**What this task involves**
Reproduce every record below exactly as written, but leave out any pictures.

**Records to process**
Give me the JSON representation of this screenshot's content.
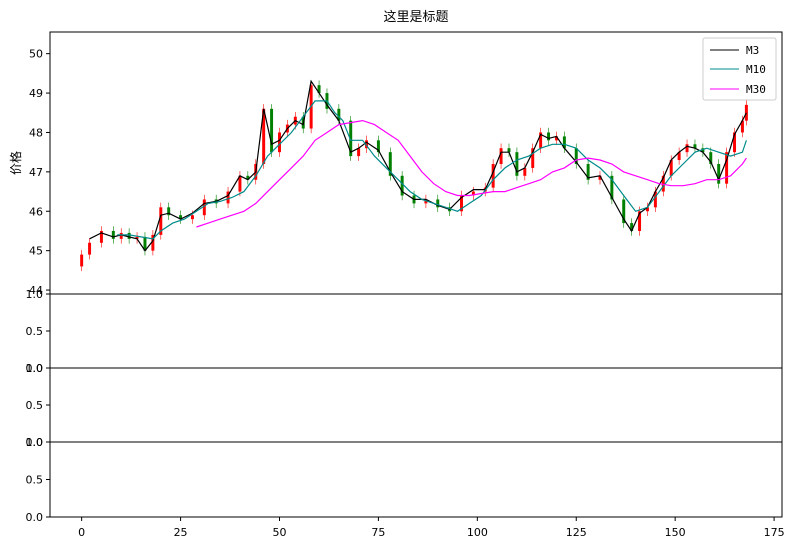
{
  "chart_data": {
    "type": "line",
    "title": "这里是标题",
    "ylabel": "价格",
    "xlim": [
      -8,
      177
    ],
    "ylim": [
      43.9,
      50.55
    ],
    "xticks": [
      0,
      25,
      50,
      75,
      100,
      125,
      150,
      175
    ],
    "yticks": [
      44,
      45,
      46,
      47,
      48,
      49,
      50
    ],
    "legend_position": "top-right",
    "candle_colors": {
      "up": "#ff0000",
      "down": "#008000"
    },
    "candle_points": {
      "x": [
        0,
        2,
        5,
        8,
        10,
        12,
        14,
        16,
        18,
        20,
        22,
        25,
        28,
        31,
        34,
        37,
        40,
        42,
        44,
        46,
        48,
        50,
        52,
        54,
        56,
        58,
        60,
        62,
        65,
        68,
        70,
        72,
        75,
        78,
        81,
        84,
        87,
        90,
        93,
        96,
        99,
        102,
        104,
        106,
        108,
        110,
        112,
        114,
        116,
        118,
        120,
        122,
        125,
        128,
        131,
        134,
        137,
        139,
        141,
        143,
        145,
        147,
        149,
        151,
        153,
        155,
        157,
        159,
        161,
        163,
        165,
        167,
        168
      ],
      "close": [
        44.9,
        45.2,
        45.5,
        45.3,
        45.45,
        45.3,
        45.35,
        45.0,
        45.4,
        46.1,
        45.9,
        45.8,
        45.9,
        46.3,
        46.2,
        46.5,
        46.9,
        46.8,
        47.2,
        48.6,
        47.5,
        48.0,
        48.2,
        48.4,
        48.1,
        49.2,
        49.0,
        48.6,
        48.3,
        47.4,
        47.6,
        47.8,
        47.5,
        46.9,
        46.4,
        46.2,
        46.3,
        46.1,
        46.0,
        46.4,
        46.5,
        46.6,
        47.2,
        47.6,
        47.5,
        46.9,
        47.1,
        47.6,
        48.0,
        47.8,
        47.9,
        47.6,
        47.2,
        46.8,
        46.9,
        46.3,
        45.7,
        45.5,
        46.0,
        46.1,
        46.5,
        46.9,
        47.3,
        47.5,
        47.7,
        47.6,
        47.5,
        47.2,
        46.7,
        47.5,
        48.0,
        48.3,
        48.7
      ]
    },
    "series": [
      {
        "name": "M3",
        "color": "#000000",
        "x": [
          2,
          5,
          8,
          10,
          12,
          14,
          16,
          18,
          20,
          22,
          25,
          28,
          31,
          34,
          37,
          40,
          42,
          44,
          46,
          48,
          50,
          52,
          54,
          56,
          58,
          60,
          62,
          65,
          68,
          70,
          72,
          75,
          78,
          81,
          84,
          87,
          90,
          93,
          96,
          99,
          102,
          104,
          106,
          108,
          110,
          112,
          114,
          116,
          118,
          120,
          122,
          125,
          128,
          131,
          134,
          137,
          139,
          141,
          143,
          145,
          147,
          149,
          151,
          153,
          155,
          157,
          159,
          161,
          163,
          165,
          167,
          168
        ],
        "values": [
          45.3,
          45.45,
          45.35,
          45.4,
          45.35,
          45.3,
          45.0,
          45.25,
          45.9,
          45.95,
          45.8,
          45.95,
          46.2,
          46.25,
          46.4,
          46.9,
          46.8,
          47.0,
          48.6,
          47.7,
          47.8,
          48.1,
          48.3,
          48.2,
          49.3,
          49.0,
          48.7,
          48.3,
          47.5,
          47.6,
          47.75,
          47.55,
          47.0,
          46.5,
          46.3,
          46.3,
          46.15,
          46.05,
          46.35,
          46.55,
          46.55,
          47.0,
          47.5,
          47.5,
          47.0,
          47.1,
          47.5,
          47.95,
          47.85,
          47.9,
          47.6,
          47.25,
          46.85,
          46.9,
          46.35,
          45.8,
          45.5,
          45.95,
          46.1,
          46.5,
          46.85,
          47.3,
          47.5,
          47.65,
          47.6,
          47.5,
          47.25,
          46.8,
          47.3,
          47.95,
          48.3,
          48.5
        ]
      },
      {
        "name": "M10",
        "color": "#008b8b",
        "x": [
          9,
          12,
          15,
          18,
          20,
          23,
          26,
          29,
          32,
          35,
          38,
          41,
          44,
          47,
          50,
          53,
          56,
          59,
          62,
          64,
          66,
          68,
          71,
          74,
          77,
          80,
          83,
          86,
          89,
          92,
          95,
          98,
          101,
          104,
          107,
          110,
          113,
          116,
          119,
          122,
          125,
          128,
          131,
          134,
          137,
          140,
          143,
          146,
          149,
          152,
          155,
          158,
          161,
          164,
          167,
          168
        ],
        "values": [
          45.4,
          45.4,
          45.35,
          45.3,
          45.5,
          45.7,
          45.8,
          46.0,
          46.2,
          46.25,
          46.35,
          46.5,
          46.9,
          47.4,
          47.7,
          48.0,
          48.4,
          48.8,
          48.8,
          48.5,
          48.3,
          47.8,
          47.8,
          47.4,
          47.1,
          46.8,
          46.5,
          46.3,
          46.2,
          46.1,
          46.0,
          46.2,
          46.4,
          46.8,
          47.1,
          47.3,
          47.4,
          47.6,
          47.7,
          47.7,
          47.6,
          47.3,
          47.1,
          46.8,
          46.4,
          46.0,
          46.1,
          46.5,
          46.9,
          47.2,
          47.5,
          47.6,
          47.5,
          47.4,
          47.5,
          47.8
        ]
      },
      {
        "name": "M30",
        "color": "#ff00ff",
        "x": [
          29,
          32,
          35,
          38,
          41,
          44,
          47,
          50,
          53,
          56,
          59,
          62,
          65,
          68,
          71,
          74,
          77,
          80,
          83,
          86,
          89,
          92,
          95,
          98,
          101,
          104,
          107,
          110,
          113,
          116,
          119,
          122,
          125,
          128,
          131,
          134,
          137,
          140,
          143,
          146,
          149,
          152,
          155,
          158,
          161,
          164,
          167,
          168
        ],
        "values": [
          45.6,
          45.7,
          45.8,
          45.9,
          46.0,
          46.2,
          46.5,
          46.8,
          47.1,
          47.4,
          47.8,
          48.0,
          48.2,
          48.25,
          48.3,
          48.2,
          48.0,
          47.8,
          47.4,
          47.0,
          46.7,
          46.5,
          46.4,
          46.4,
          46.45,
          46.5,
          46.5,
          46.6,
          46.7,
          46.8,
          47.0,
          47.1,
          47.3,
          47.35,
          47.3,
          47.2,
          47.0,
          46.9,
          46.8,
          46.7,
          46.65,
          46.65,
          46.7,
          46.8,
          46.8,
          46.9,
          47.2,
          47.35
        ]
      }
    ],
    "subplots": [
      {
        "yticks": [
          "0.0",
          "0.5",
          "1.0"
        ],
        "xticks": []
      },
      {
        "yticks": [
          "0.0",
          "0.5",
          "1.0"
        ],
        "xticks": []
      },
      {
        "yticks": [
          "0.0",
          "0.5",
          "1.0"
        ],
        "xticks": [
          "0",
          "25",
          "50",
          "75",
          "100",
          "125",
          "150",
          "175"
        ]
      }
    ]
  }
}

**Complete answer**
Give me the JSON representation of this screenshot's content.
{
  "chart_data": {
    "type": "line",
    "title": "这里是标题",
    "ylabel": "价格",
    "xlim": [
      -8,
      177
    ],
    "ylim": [
      43.9,
      50.55
    ],
    "xticks": [
      0,
      25,
      50,
      75,
      100,
      125,
      150,
      175
    ],
    "yticks": [
      44,
      45,
      46,
      47,
      48,
      49,
      50
    ],
    "legend_position": "top-right",
    "candle_colors": {
      "up": "#ff0000",
      "down": "#008000"
    },
    "candle_points": {
      "x": [
        0,
        2,
        5,
        8,
        10,
        12,
        14,
        16,
        18,
        20,
        22,
        25,
        28,
        31,
        34,
        37,
        40,
        42,
        44,
        46,
        48,
        50,
        52,
        54,
        56,
        58,
        60,
        62,
        65,
        68,
        70,
        72,
        75,
        78,
        81,
        84,
        87,
        90,
        93,
        96,
        99,
        102,
        104,
        106,
        108,
        110,
        112,
        114,
        116,
        118,
        120,
        122,
        125,
        128,
        131,
        134,
        137,
        139,
        141,
        143,
        145,
        147,
        149,
        151,
        153,
        155,
        157,
        159,
        161,
        163,
        165,
        167,
        168
      ],
      "close": [
        44.9,
        45.2,
        45.5,
        45.3,
        45.45,
        45.3,
        45.35,
        45.0,
        45.4,
        46.1,
        45.9,
        45.8,
        45.9,
        46.3,
        46.2,
        46.5,
        46.9,
        46.8,
        47.2,
        48.6,
        47.5,
        48.0,
        48.2,
        48.4,
        48.1,
        49.2,
        49.0,
        48.6,
        48.3,
        47.4,
        47.6,
        47.8,
        47.5,
        46.9,
        46.4,
        46.2,
        46.3,
        46.1,
        46.0,
        46.4,
        46.5,
        46.6,
        47.2,
        47.6,
        47.5,
        46.9,
        47.1,
        47.6,
        48.0,
        47.8,
        47.9,
        47.6,
        47.2,
        46.8,
        46.9,
        46.3,
        45.7,
        45.5,
        46.0,
        46.1,
        46.5,
        46.9,
        47.3,
        47.5,
        47.7,
        47.6,
        47.5,
        47.2,
        46.7,
        47.5,
        48.0,
        48.3,
        48.7
      ]
    },
    "series": [
      {
        "name": "M3",
        "color": "#000000",
        "x": [
          2,
          5,
          8,
          10,
          12,
          14,
          16,
          18,
          20,
          22,
          25,
          28,
          31,
          34,
          37,
          40,
          42,
          44,
          46,
          48,
          50,
          52,
          54,
          56,
          58,
          60,
          62,
          65,
          68,
          70,
          72,
          75,
          78,
          81,
          84,
          87,
          90,
          93,
          96,
          99,
          102,
          104,
          106,
          108,
          110,
          112,
          114,
          116,
          118,
          120,
          122,
          125,
          128,
          131,
          134,
          137,
          139,
          141,
          143,
          145,
          147,
          149,
          151,
          153,
          155,
          157,
          159,
          161,
          163,
          165,
          167,
          168
        ],
        "values": [
          45.3,
          45.45,
          45.35,
          45.4,
          45.35,
          45.3,
          45.0,
          45.25,
          45.9,
          45.95,
          45.8,
          45.95,
          46.2,
          46.25,
          46.4,
          46.9,
          46.8,
          47.0,
          48.6,
          47.7,
          47.8,
          48.1,
          48.3,
          48.2,
          49.3,
          49.0,
          48.7,
          48.3,
          47.5,
          47.6,
          47.75,
          47.55,
          47.0,
          46.5,
          46.3,
          46.3,
          46.15,
          46.05,
          46.35,
          46.55,
          46.55,
          47.0,
          47.5,
          47.5,
          47.0,
          47.1,
          47.5,
          47.95,
          47.85,
          47.9,
          47.6,
          47.25,
          46.85,
          46.9,
          46.35,
          45.8,
          45.5,
          45.95,
          46.1,
          46.5,
          46.85,
          47.3,
          47.5,
          47.65,
          47.6,
          47.5,
          47.25,
          46.8,
          47.3,
          47.95,
          48.3,
          48.5
        ]
      },
      {
        "name": "M10",
        "color": "#008b8b",
        "x": [
          9,
          12,
          15,
          18,
          20,
          23,
          26,
          29,
          32,
          35,
          38,
          41,
          44,
          47,
          50,
          53,
          56,
          59,
          62,
          64,
          66,
          68,
          71,
          74,
          77,
          80,
          83,
          86,
          89,
          92,
          95,
          98,
          101,
          104,
          107,
          110,
          113,
          116,
          119,
          122,
          125,
          128,
          131,
          134,
          137,
          140,
          143,
          146,
          149,
          152,
          155,
          158,
          161,
          164,
          167,
          168
        ],
        "values": [
          45.4,
          45.4,
          45.35,
          45.3,
          45.5,
          45.7,
          45.8,
          46.0,
          46.2,
          46.25,
          46.35,
          46.5,
          46.9,
          47.4,
          47.7,
          48.0,
          48.4,
          48.8,
          48.8,
          48.5,
          48.3,
          47.8,
          47.8,
          47.4,
          47.1,
          46.8,
          46.5,
          46.3,
          46.2,
          46.1,
          46.0,
          46.2,
          46.4,
          46.8,
          47.1,
          47.3,
          47.4,
          47.6,
          47.7,
          47.7,
          47.6,
          47.3,
          47.1,
          46.8,
          46.4,
          46.0,
          46.1,
          46.5,
          46.9,
          47.2,
          47.5,
          47.6,
          47.5,
          47.4,
          47.5,
          47.8
        ]
      },
      {
        "name": "M30",
        "color": "#ff00ff",
        "x": [
          29,
          32,
          35,
          38,
          41,
          44,
          47,
          50,
          53,
          56,
          59,
          62,
          65,
          68,
          71,
          74,
          77,
          80,
          83,
          86,
          89,
          92,
          95,
          98,
          101,
          104,
          107,
          110,
          113,
          116,
          119,
          122,
          125,
          128,
          131,
          134,
          137,
          140,
          143,
          146,
          149,
          152,
          155,
          158,
          161,
          164,
          167,
          168
        ],
        "values": [
          45.6,
          45.7,
          45.8,
          45.9,
          46.0,
          46.2,
          46.5,
          46.8,
          47.1,
          47.4,
          47.8,
          48.0,
          48.2,
          48.25,
          48.3,
          48.2,
          48.0,
          47.8,
          47.4,
          47.0,
          46.7,
          46.5,
          46.4,
          46.4,
          46.45,
          46.5,
          46.5,
          46.6,
          46.7,
          46.8,
          47.0,
          47.1,
          47.3,
          47.35,
          47.3,
          47.2,
          47.0,
          46.9,
          46.8,
          46.7,
          46.65,
          46.65,
          46.7,
          46.8,
          46.8,
          46.9,
          47.2,
          47.35
        ]
      }
    ],
    "subplots": [
      {
        "yticks": [
          "0.0",
          "0.5",
          "1.0"
        ],
        "xticks": []
      },
      {
        "yticks": [
          "0.0",
          "0.5",
          "1.0"
        ],
        "xticks": []
      },
      {
        "yticks": [
          "0.0",
          "0.5",
          "1.0"
        ],
        "xticks": [
          "0",
          "25",
          "50",
          "75",
          "100",
          "125",
          "150",
          "175"
        ]
      }
    ]
  }
}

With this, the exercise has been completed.